◆ Given instruction
Leave out the pictures and repeat the data exactly.

╭──

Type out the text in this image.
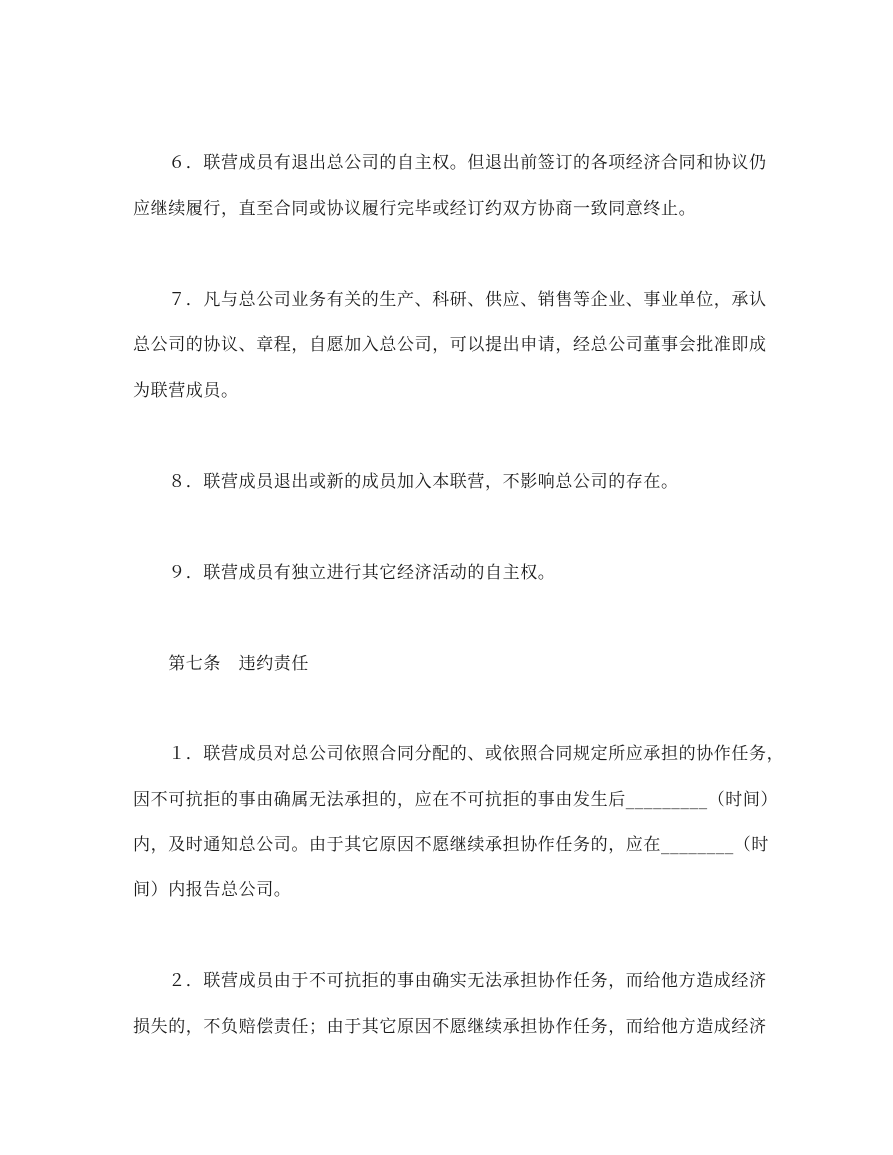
　　６．联营成员有退出总公司的自主权。但退出前签订的各项经济合同和协议仍
应继续履行，直至合同或协议履行完毕或经订约双方协商一致同意终止。
　　７．凡与总公司业务有关的生产、科研、供应、销售等企业、事业单位，承认
总公司的协议、章程，自愿加入总公司，可以提出申请，经总公司董事会批准即成
为联营成员。
　　８．联营成员退出或新的成员加入本联营，不影响总公司的存在。
　　９．联营成员有独立进行其它经济活动的自主权。
　　第七条　违约责任
　　１．联营成员对总公司依照合同分配的、或依照合同规定所应承担的协作任务，
因不可抗拒的事由确属无法承担的，应在不可抗拒的事由发生后_________（时间）
内，及时通知总公司。由于其它原因不愿继续承担协作任务的，应在________（时
间）内报告总公司。
　　２．联营成员由于不可抗拒的事由确实无法承担协作任务，而给他方造成经济
损失的，不负赔偿责任；由于其它原因不愿继续承担协作任务，而给他方造成经济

╰──

◆ Written response
Type out the text in this image.
　　６．联营成员有退出总公司的自主权。但退出前签订的各项经济合同和协议仍
应继续履行，直至合同或协议履行完毕或经订约双方协商一致同意终止。
　　７．凡与总公司业务有关的生产、科研、供应、销售等企业、事业单位，承认
总公司的协议、章程，自愿加入总公司，可以提出申请，经总公司董事会批准即成
为联营成员。
　　８．联营成员退出或新的成员加入本联营，不影响总公司的存在。
　　９．联营成员有独立进行其它经济活动的自主权。
　　第七条　违约责任
　　１．联营成员对总公司依照合同分配的、或依照合同规定所应承担的协作任务，
因不可抗拒的事由确属无法承担的，应在不可抗拒的事由发生后_________（时间）
内，及时通知总公司。由于其它原因不愿继续承担协作任务的，应在________（时
间）内报告总公司。
　　２．联营成员由于不可抗拒的事由确实无法承担协作任务，而给他方造成经济
损失的，不负赔偿责任；由于其它原因不愿继续承担协作任务，而给他方造成经济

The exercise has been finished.